• [REQUIREMENT] Answer with one number: how many lines have "file".

(Dataset records)
------------------------------------------------------------
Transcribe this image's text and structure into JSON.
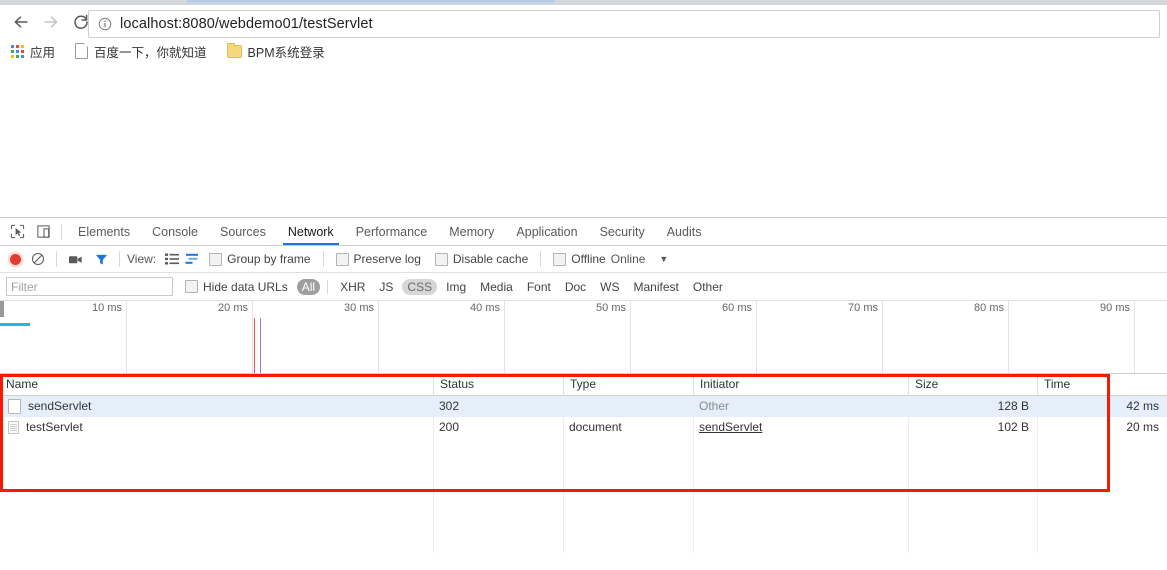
{
  "browser": {
    "nav": {
      "back_icon": "arrow-left-icon",
      "forward_icon": "arrow-right-icon",
      "reload_icon": "reload-icon"
    },
    "omnibox": {
      "info_icon": "info-circle-icon",
      "url_host": "localhost",
      "url_port": ":8080",
      "url_path": "/webdemo01/testServlet",
      "full_url": "localhost:8080/webdemo01/testServlet"
    },
    "bookmarks": [
      {
        "icon": "apps-grid-icon",
        "label": "应用"
      },
      {
        "icon": "page-icon",
        "label": "百度一下，你就知道"
      },
      {
        "icon": "folder-icon",
        "label": "BPM系统登录"
      }
    ]
  },
  "devtools": {
    "inspect_icon": "inspect-element-icon",
    "device_icon": "device-toolbar-icon",
    "tabs": [
      {
        "label": "Elements",
        "active": false
      },
      {
        "label": "Console",
        "active": false
      },
      {
        "label": "Sources",
        "active": false
      },
      {
        "label": "Network",
        "active": true
      },
      {
        "label": "Performance",
        "active": false
      },
      {
        "label": "Memory",
        "active": false
      },
      {
        "label": "Application",
        "active": false
      },
      {
        "label": "Security",
        "active": false
      },
      {
        "label": "Audits",
        "active": false
      }
    ],
    "toolbar": {
      "record_icon": "record-button-icon",
      "clear_icon": "clear-icon",
      "capture_screenshots_icon": "camera-icon",
      "filter_icon": "filter-funnel-icon",
      "view_label": "View:",
      "view_list_icon": "list-view-icon",
      "view_waterfall_icon": "waterfall-view-icon",
      "group_by_frame": "Group by frame",
      "preserve_log": "Preserve log",
      "disable_cache": "Disable cache",
      "offline": "Offline",
      "online": "Online",
      "overflow_icon": "chevron-down-icon"
    },
    "filterbar": {
      "filter_placeholder": "Filter",
      "filter_value": "",
      "hide_data_urls": "Hide data URLs",
      "types": [
        {
          "label": "All",
          "state": "selected"
        },
        {
          "label": "XHR",
          "state": "normal"
        },
        {
          "label": "JS",
          "state": "normal"
        },
        {
          "label": "CSS",
          "state": "hover"
        },
        {
          "label": "Img",
          "state": "normal"
        },
        {
          "label": "Media",
          "state": "normal"
        },
        {
          "label": "Font",
          "state": "normal"
        },
        {
          "label": "Doc",
          "state": "normal"
        },
        {
          "label": "WS",
          "state": "normal"
        },
        {
          "label": "Manifest",
          "state": "normal"
        },
        {
          "label": "Other",
          "state": "normal"
        }
      ]
    },
    "overview": {
      "ticks": [
        "10 ms",
        "20 ms",
        "30 ms",
        "40 ms",
        "50 ms",
        "60 ms",
        "70 ms",
        "80 ms",
        "90 ms"
      ],
      "request_bar_color": "#25b3f0",
      "dom_content_loaded_color": "#0d47f0",
      "load_event_color": "#f05050"
    },
    "table": {
      "columns": [
        "Name",
        "Status",
        "Type",
        "Initiator",
        "Size",
        "Time"
      ],
      "rows": [
        {
          "icon": "blank-file-icon",
          "name": "sendServlet",
          "status": "302",
          "type": "",
          "initiator": "Other",
          "initiator_style": "muted",
          "size": "128 B",
          "time": "42 ms",
          "selected": true
        },
        {
          "icon": "document-file-icon",
          "name": "testServlet",
          "status": "200",
          "type": "document",
          "initiator": "sendServlet",
          "initiator_style": "link",
          "size": "102 B",
          "time": "20 ms",
          "selected": false
        }
      ]
    }
  },
  "annotation": {
    "highlight_color": "#fb1800"
  }
}
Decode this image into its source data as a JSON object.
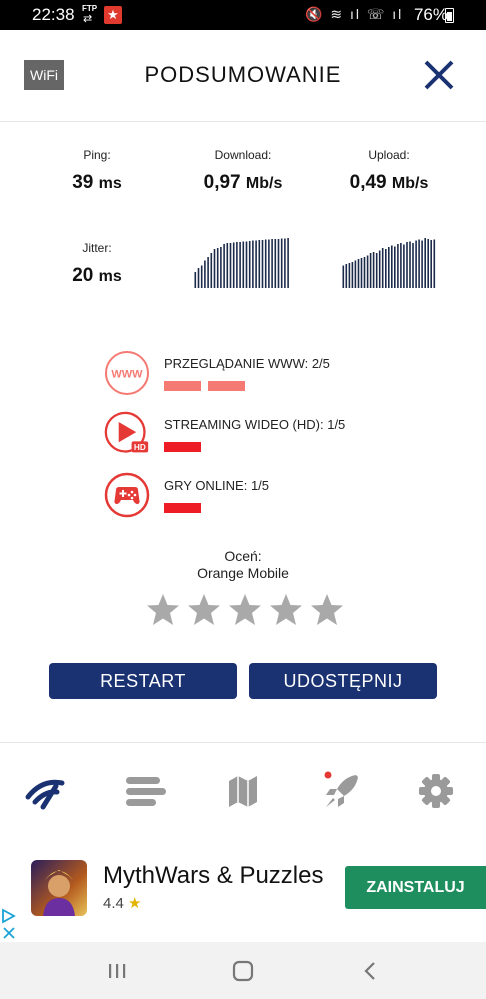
{
  "status": {
    "time": "22:38",
    "ftp": "FTP",
    "battery": "76%"
  },
  "header": {
    "badge": "WiFi",
    "title": "PODSUMOWANIE"
  },
  "metrics": {
    "ping": {
      "label": "Ping:",
      "value": "39",
      "unit": "ms"
    },
    "download": {
      "label": "Download:",
      "value": "0,97",
      "unit": "Mb/s"
    },
    "upload": {
      "label": "Upload:",
      "value": "0,49",
      "unit": "Mb/s"
    },
    "jitter": {
      "label": "Jitter:",
      "value": "20",
      "unit": "ms"
    }
  },
  "graphs": {
    "download": [
      0.32,
      0.4,
      0.45,
      0.55,
      0.62,
      0.7,
      0.78,
      0.8,
      0.82,
      0.88,
      0.9,
      0.9,
      0.91,
      0.92,
      0.92,
      0.93,
      0.93,
      0.94,
      0.95,
      0.95,
      0.96,
      0.96,
      0.97,
      0.97,
      0.98,
      0.98,
      0.98,
      0.99,
      0.99,
      1.0
    ],
    "upload": [
      0.45,
      0.48,
      0.5,
      0.52,
      0.55,
      0.58,
      0.6,
      0.62,
      0.65,
      0.7,
      0.72,
      0.7,
      0.75,
      0.8,
      0.78,
      0.82,
      0.85,
      0.83,
      0.88,
      0.9,
      0.87,
      0.92,
      0.93,
      0.9,
      0.95,
      0.97,
      0.95,
      1.0,
      0.98,
      0.96,
      0.97
    ]
  },
  "quality": [
    {
      "label": "PRZEGLĄDANIE WWW: 2/5",
      "score": 2,
      "max": 5,
      "color": "#f47a73",
      "icon": "www-icon"
    },
    {
      "label": "STREAMING WIDEO (HD): 1/5",
      "score": 1,
      "max": 5,
      "color": "#ee1c24",
      "icon": "video-hd-icon"
    },
    {
      "label": "GRY ONLINE: 1/5",
      "score": 1,
      "max": 5,
      "color": "#ee1c24",
      "icon": "gamepad-icon"
    }
  ],
  "icon_texts": {
    "www": "WWW",
    "hd": "HD"
  },
  "rating": {
    "prompt": "Oceń:",
    "operator": "Orange Mobile",
    "stars": 5,
    "selected": 0
  },
  "buttons": {
    "restart": "RESTART",
    "share": "UDOSTĘPNIJ"
  },
  "tabs": [
    "speed-test-icon",
    "results-list-icon",
    "map-icon",
    "rocket-icon",
    "settings-gear-icon"
  ],
  "ad": {
    "title": "MythWars & Puzzles",
    "rating": "4.4",
    "install": "ZAINSTALUJ"
  },
  "colors": {
    "navy": "#1a3271",
    "bar_light": "#f47a73",
    "bar_red": "#ee1c24",
    "icon_red": "#e53935",
    "icon_light": "#f47a73",
    "install_green": "#1e8e5e",
    "graph": "#1c2a4a",
    "tab_grey": "#9a9a9a"
  }
}
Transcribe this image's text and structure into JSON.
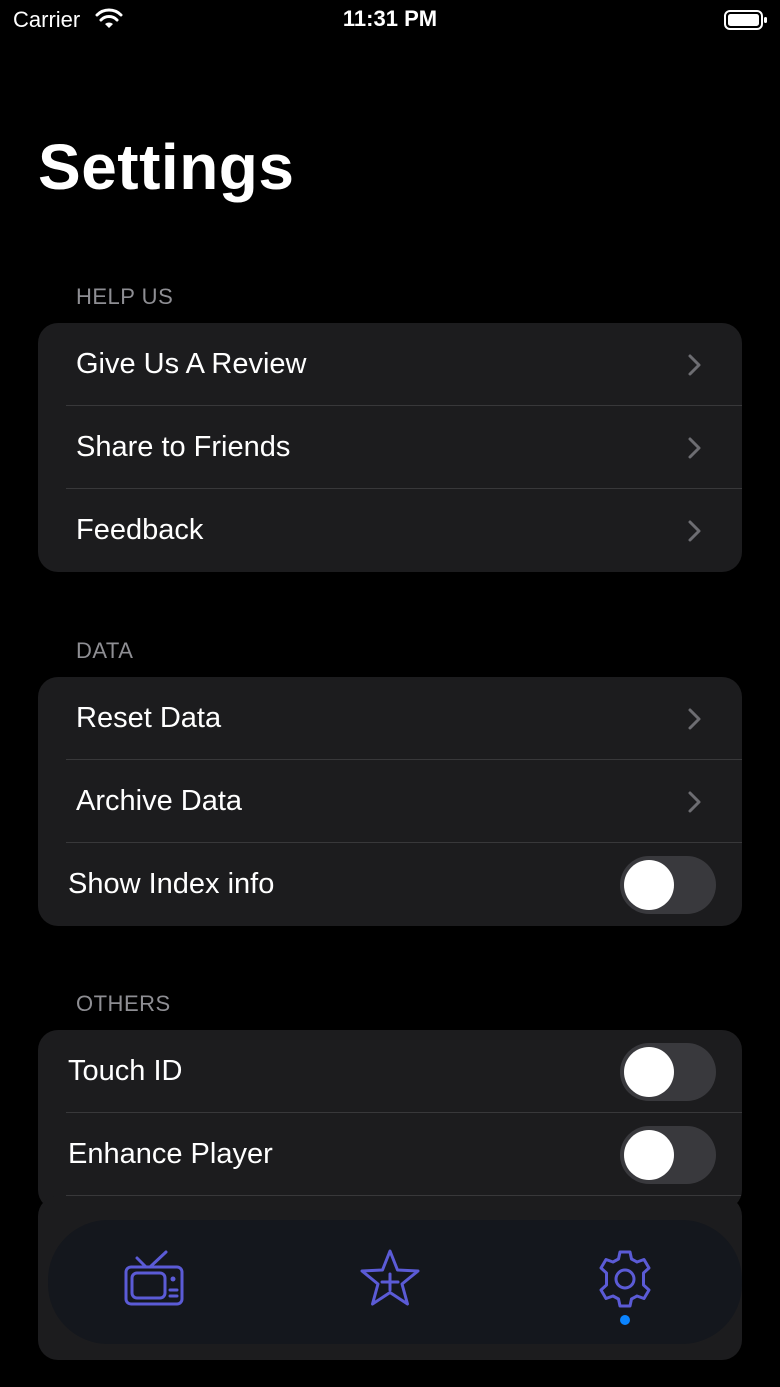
{
  "status_bar": {
    "carrier": "Carrier",
    "time": "11:31 PM"
  },
  "page": {
    "title": "Settings"
  },
  "sections": {
    "help_us": {
      "header": "HELP US",
      "items": [
        "Give Us A Review",
        "Share to Friends",
        "Feedback"
      ]
    },
    "data": {
      "header": "DATA",
      "items": [
        "Reset Data",
        "Archive Data"
      ],
      "toggle_label": "Show Index info",
      "toggle_on": false
    },
    "others": {
      "header": "OTHERS",
      "toggles": [
        {
          "label": "Touch ID",
          "on": false
        },
        {
          "label": "Enhance Player",
          "on": false
        }
      ]
    }
  },
  "tab_bar": {
    "tabs": [
      {
        "icon": "tv-icon",
        "selected": false
      },
      {
        "icon": "star-plus-icon",
        "selected": false
      },
      {
        "icon": "gear-icon",
        "selected": true
      }
    ]
  },
  "colors": {
    "background": "#000000",
    "cell_background": "#1c1c1e",
    "section_header": "#8e8e93",
    "tab_icon": "#5b5bd6",
    "selected_dot": "#0a84ff",
    "toggle_off_track": "#39393d"
  }
}
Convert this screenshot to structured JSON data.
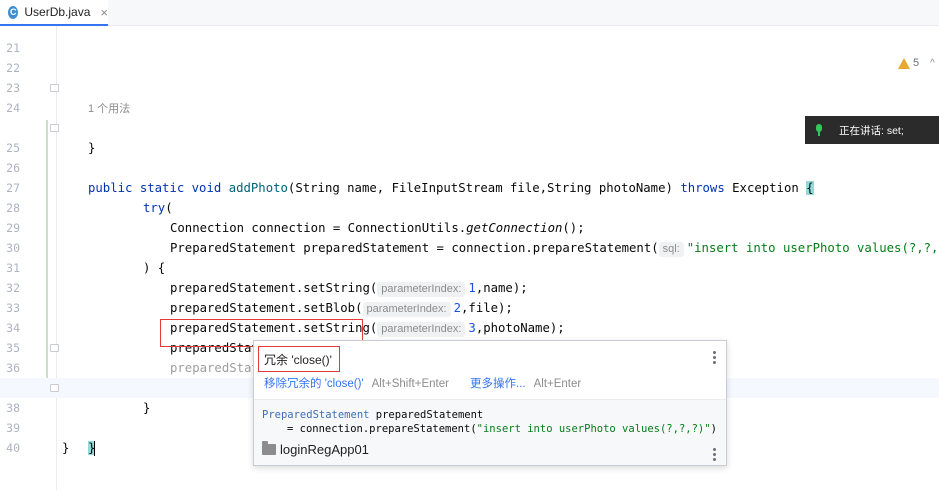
{
  "tab": {
    "icon_letter": "C",
    "label": "UserDb.java",
    "close": "×"
  },
  "inspection": {
    "warning_count": "5",
    "chevron": "^"
  },
  "usages_hint": "1 个用法",
  "lines": {
    "l21": "21",
    "l22": "22",
    "l23": "23",
    "l24": "24",
    "l25": "25",
    "l26": "26",
    "l27": "27",
    "l28": "28",
    "l29": "29",
    "l30": "30",
    "l31": "31",
    "l32": "32",
    "l33": "33",
    "l34": "34",
    "l35": "35",
    "l36": "36",
    "l37": "37",
    "l38": "38",
    "l39": "39",
    "l40": "40"
  },
  "code": {
    "close_brace": "}",
    "public": "public",
    "static": "static",
    "void": "void",
    "addPhoto": "addPhoto",
    "sig_params": "(String name, FileInputStream file,String photoName) ",
    "throws": "throws",
    "exception": " Exception ",
    "open_brace": "{",
    "try": "try",
    "paren_open": "(",
    "conn_decl": "Connection connection = ConnectionUtils.",
    "getConnection": "getConnection",
    "call_end": "();",
    "ps_decl": "PreparedStatement preparedStatement = connection.prepareStatement(",
    "hint_sql": "sql:",
    "sql_string": "\"insert into userPhoto values(?,?,?)\"",
    "stmt_end": ");",
    "try_close": ") {",
    "set_string": "preparedStatement.setString(",
    "set_blob": "preparedStatement.setBlob(",
    "hint_param_index": "parameterIndex:",
    "n1": "1",
    "n2": "2",
    "n3": "3",
    "arg_name": ",name);",
    "arg_file": ",file);",
    "arg_photo": ",photoName);",
    "execute_update": "preparedStatement.executeUpdate();",
    "close_call": "preparedStatement.close();"
  },
  "speech": {
    "text": "正在讲话: set;"
  },
  "popup": {
    "title": "冗余 'close()'",
    "action_remove": "移除冗余的 'close()'",
    "action_remove_shortcut": "Alt+Shift+Enter",
    "action_more": "更多操作...",
    "action_more_shortcut": "Alt+Enter",
    "doc_type": "PreparedStatement",
    "doc_var": " preparedStatement",
    "doc_assign": "= connection.prepareStatement(",
    "doc_sql": "\"insert into userPhoto values(?,?,?)\"",
    "doc_end": ")",
    "module": "loginRegApp01"
  },
  "colors": {
    "keyword": "#0033b3",
    "method": "#00627a",
    "string": "#067d17",
    "number": "#1750eb",
    "link": "#3574f0",
    "highlight_box": "#e53935",
    "warning": "#e6a82e"
  }
}
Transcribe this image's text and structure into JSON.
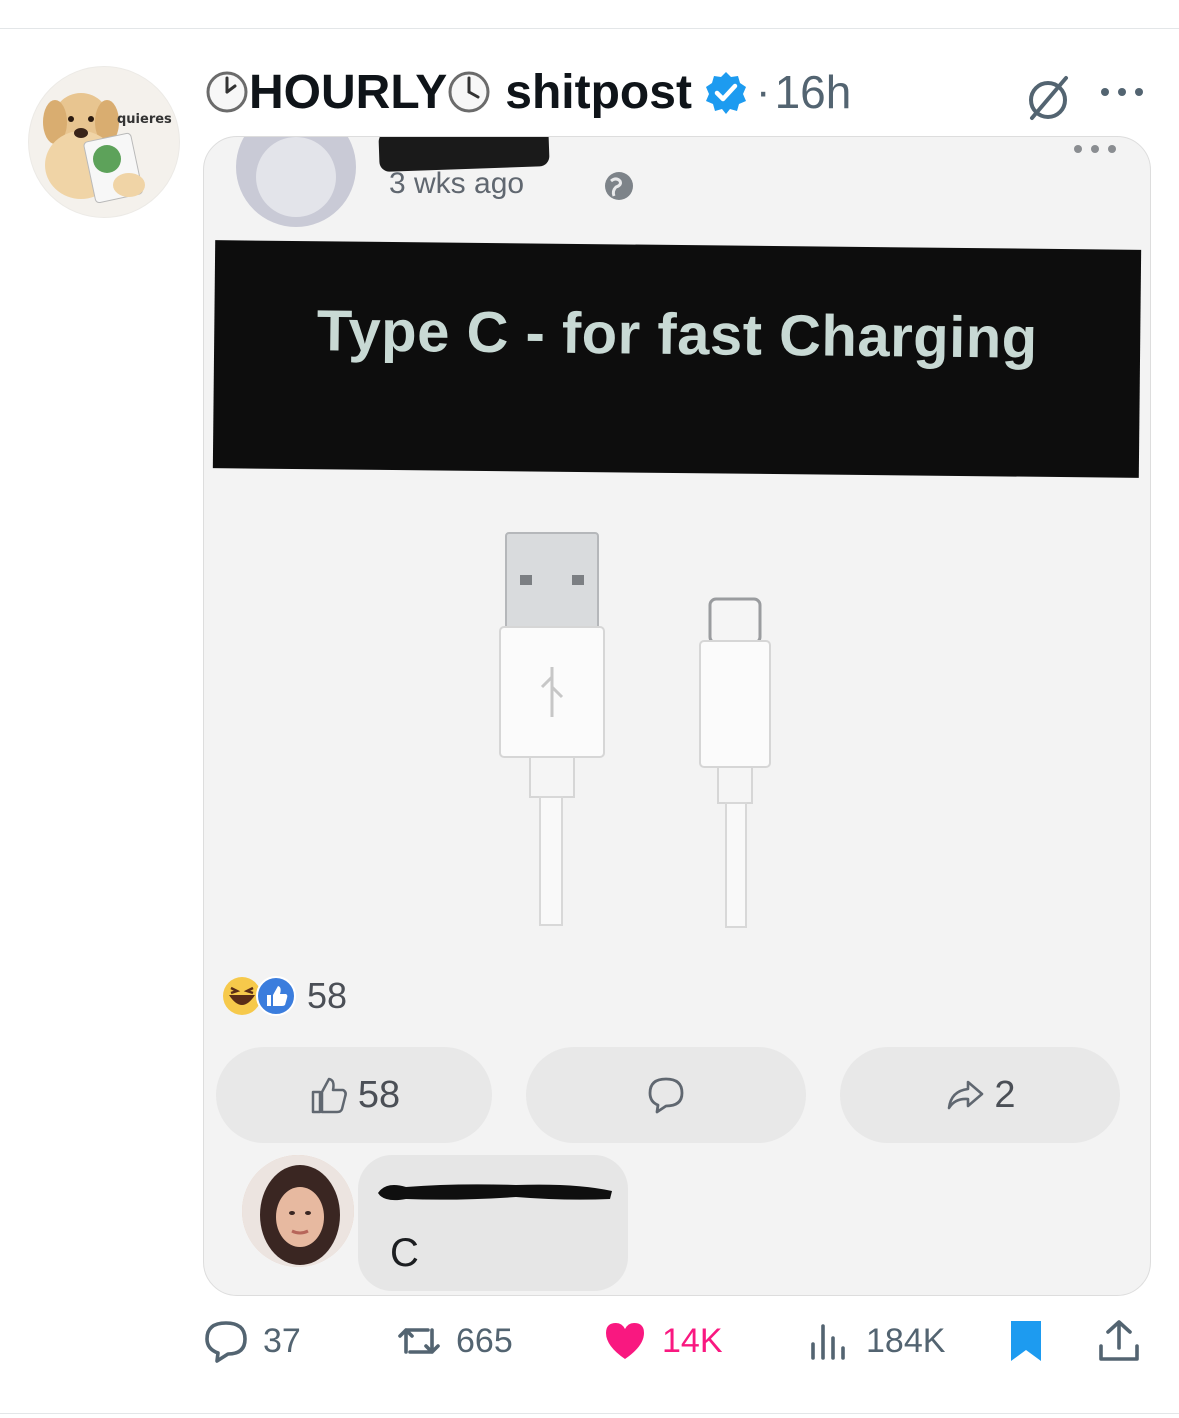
------------------------------------------------------------
• [SOLUTION FOR THIS TASK] 4